§ **GOAL OF THE EXERCISE**:
Find each line with the word "ylabel" and copy it.

[Records contained in a dataset]
----------
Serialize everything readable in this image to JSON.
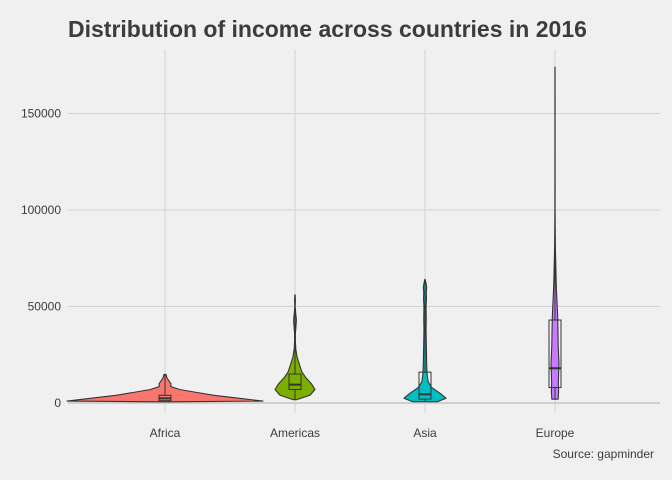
{
  "chart_data": {
    "type": "violin",
    "title": "Distribution of income across countries in 2016",
    "caption": "Source: gapminder",
    "xlabel": "",
    "ylabel": "",
    "categories": [
      "Africa",
      "Americas",
      "Asia",
      "Europe"
    ],
    "ylim": [
      0,
      180000
    ],
    "yticks": [
      0,
      50000,
      100000,
      150000
    ],
    "grid": true,
    "legend": "none",
    "series": [
      {
        "category": "Africa",
        "color": "#f8766d",
        "box": {
          "min": 600,
          "q1": 1200,
          "median": 2400,
          "q3": 4000,
          "max": 8000
        },
        "outliers": [
          11000,
          12500,
          14800
        ],
        "density": [
          [
            600,
            0.05
          ],
          [
            1000,
            1.0
          ],
          [
            2500,
            0.75
          ],
          [
            4000,
            0.5
          ],
          [
            5500,
            0.32
          ],
          [
            7000,
            0.15
          ],
          [
            8500,
            0.06
          ],
          [
            10000,
            0.06
          ],
          [
            11500,
            0.04
          ],
          [
            13000,
            0.02
          ],
          [
            14800,
            0.01
          ]
        ]
      },
      {
        "category": "Americas",
        "color": "#7cae00",
        "box": {
          "min": 2000,
          "q1": 7000,
          "median": 9500,
          "q3": 15000,
          "max": 23000
        },
        "outliers": [
          43000,
          56000
        ],
        "density": [
          [
            1700,
            0.08
          ],
          [
            4000,
            0.75
          ],
          [
            7000,
            1.0
          ],
          [
            10000,
            0.82
          ],
          [
            13000,
            0.55
          ],
          [
            16000,
            0.35
          ],
          [
            20000,
            0.22
          ],
          [
            24000,
            0.1
          ],
          [
            28000,
            0.04
          ],
          [
            32000,
            0.02
          ],
          [
            36000,
            0.02
          ],
          [
            40000,
            0.05
          ],
          [
            43000,
            0.07
          ],
          [
            46000,
            0.04
          ],
          [
            50000,
            0.01
          ],
          [
            53000,
            0.02
          ],
          [
            56000,
            0.01
          ]
        ]
      },
      {
        "category": "Asia",
        "color": "#00bfc4",
        "box": {
          "min": 700,
          "q1": 2000,
          "median": 4500,
          "q3": 16000,
          "max": 35000
        },
        "outliers": [
          48000,
          55000,
          63000
        ],
        "density": [
          [
            700,
            0.6
          ],
          [
            2500,
            1.0
          ],
          [
            5000,
            0.72
          ],
          [
            8000,
            0.32
          ],
          [
            11000,
            0.15
          ],
          [
            15000,
            0.1
          ],
          [
            20000,
            0.08
          ],
          [
            26000,
            0.07
          ],
          [
            32000,
            0.06
          ],
          [
            38000,
            0.05
          ],
          [
            44000,
            0.06
          ],
          [
            50000,
            0.05
          ],
          [
            54000,
            0.07
          ],
          [
            57000,
            0.06
          ],
          [
            60000,
            0.08
          ],
          [
            62000,
            0.05
          ],
          [
            64000,
            0.01
          ]
        ]
      },
      {
        "category": "Europe",
        "color": "#c77cff",
        "box": {
          "min": 2000,
          "q1": 8000,
          "median": 18000,
          "q3": 43000,
          "max": 95000
        },
        "outliers": [
          120000,
          174000
        ],
        "density": [
          [
            2000,
            0.4
          ],
          [
            6000,
            0.45
          ],
          [
            10000,
            0.42
          ],
          [
            15000,
            0.45
          ],
          [
            20000,
            0.5
          ],
          [
            25000,
            0.45
          ],
          [
            30000,
            0.4
          ],
          [
            35000,
            0.38
          ],
          [
            40000,
            0.36
          ],
          [
            45000,
            0.33
          ],
          [
            50000,
            0.28
          ],
          [
            55000,
            0.22
          ],
          [
            60000,
            0.17
          ],
          [
            65000,
            0.13
          ],
          [
            70000,
            0.11
          ],
          [
            75000,
            0.08
          ],
          [
            80000,
            0.05
          ],
          [
            90000,
            0.03
          ],
          [
            100000,
            0.015
          ],
          [
            120000,
            0.012
          ],
          [
            140000,
            0.01
          ],
          [
            160000,
            0.01
          ],
          [
            174000,
            0.006
          ]
        ]
      }
    ]
  }
}
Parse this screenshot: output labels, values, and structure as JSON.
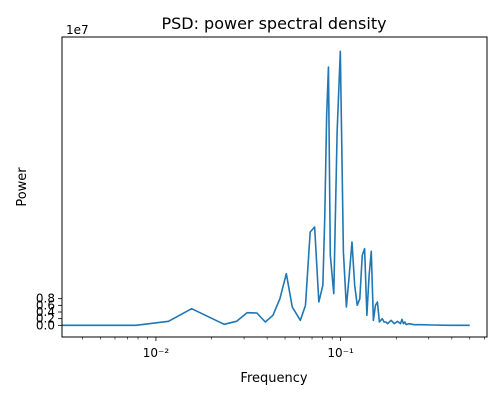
{
  "chart_data": {
    "type": "line",
    "title": "PSD: power spectral density",
    "xlabel": "Frequency",
    "ylabel": "Power",
    "x_scale": "log",
    "xlim": [
      0.0031,
      0.62
    ],
    "ylim": [
      -0.35,
      8.65
    ],
    "y_offset_label": "1e7",
    "y_ticks": [
      0.0,
      0.2,
      0.4,
      0.6,
      0.8
    ],
    "y_tick_labels": [
      "0.0",
      "0.2",
      "0.4",
      "0.6",
      "0.8"
    ],
    "x_major_ticks": [
      0.01,
      0.1
    ],
    "x_tick_labels": [
      "10⁻²",
      "10⁻¹"
    ],
    "grid": false,
    "color": "#1f77b4",
    "series": [
      {
        "x": [
          0.0031,
          0.0078,
          0.0117,
          0.0156,
          0.0234,
          0.0273,
          0.0312,
          0.0352,
          0.0391,
          0.043,
          0.0469,
          0.0508,
          0.0547,
          0.0605,
          0.0645,
          0.0684,
          0.0723,
          0.0762,
          0.0801,
          0.082,
          0.084,
          0.0859,
          0.0879,
          0.0918,
          0.0957,
          0.0996,
          0.1035,
          0.1074,
          0.1113,
          0.1152,
          0.1191,
          0.123,
          0.127,
          0.1309,
          0.1348,
          0.1387,
          0.1426,
          0.1465,
          0.1504,
          0.1543,
          0.1582,
          0.1621,
          0.168,
          0.1719,
          0.1758,
          0.1797,
          0.1875,
          0.1953,
          0.2031,
          0.2109,
          0.2148,
          0.2188,
          0.2227,
          0.2266,
          0.2344,
          0.25,
          0.2734,
          0.3125,
          0.3906,
          0.5
        ],
        "y": [
          0.0,
          0.0,
          0.12,
          0.5,
          0.03,
          0.12,
          0.38,
          0.37,
          0.1,
          0.3,
          0.8,
          1.55,
          0.55,
          0.15,
          0.6,
          2.8,
          2.95,
          0.7,
          1.2,
          3.2,
          6.3,
          7.75,
          2.1,
          0.95,
          5.8,
          8.22,
          2.2,
          0.55,
          1.5,
          2.5,
          1.2,
          0.6,
          0.8,
          2.1,
          2.3,
          0.3,
          1.5,
          2.22,
          0.15,
          0.6,
          0.7,
          0.1,
          0.2,
          0.1,
          0.1,
          0.05,
          0.15,
          0.05,
          0.12,
          0.05,
          0.18,
          0.05,
          0.1,
          0.02,
          0.05,
          0.02,
          0.02,
          0.01,
          0.0,
          0.0
        ]
      }
    ]
  }
}
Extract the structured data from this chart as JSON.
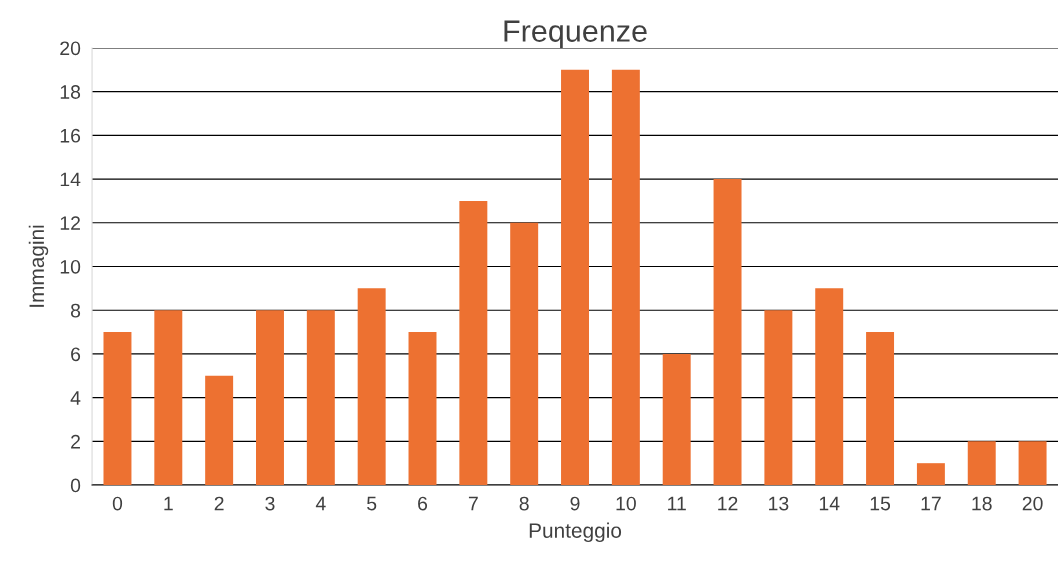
{
  "chart_data": {
    "type": "bar",
    "title": "Frequenze",
    "xlabel": "Punteggio",
    "ylabel": "Immagini",
    "categories": [
      "0",
      "1",
      "2",
      "3",
      "4",
      "5",
      "6",
      "7",
      "8",
      "9",
      "10",
      "11",
      "12",
      "13",
      "14",
      "15",
      "17",
      "18",
      "20"
    ],
    "values": [
      7,
      8,
      5,
      8,
      8,
      9,
      7,
      13,
      12,
      19,
      19,
      6,
      14,
      8,
      9,
      7,
      1,
      2,
      2
    ],
    "color": "#ed7131",
    "ylim": [
      0,
      20
    ],
    "yticks": [
      0,
      2,
      4,
      6,
      8,
      10,
      12,
      14,
      16,
      18,
      20
    ],
    "grid": "y"
  }
}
----------
§ **TASK RESULT**:
    "ylabel": "",
    "ylabel": "Power",
    "ylabel": "Immagini",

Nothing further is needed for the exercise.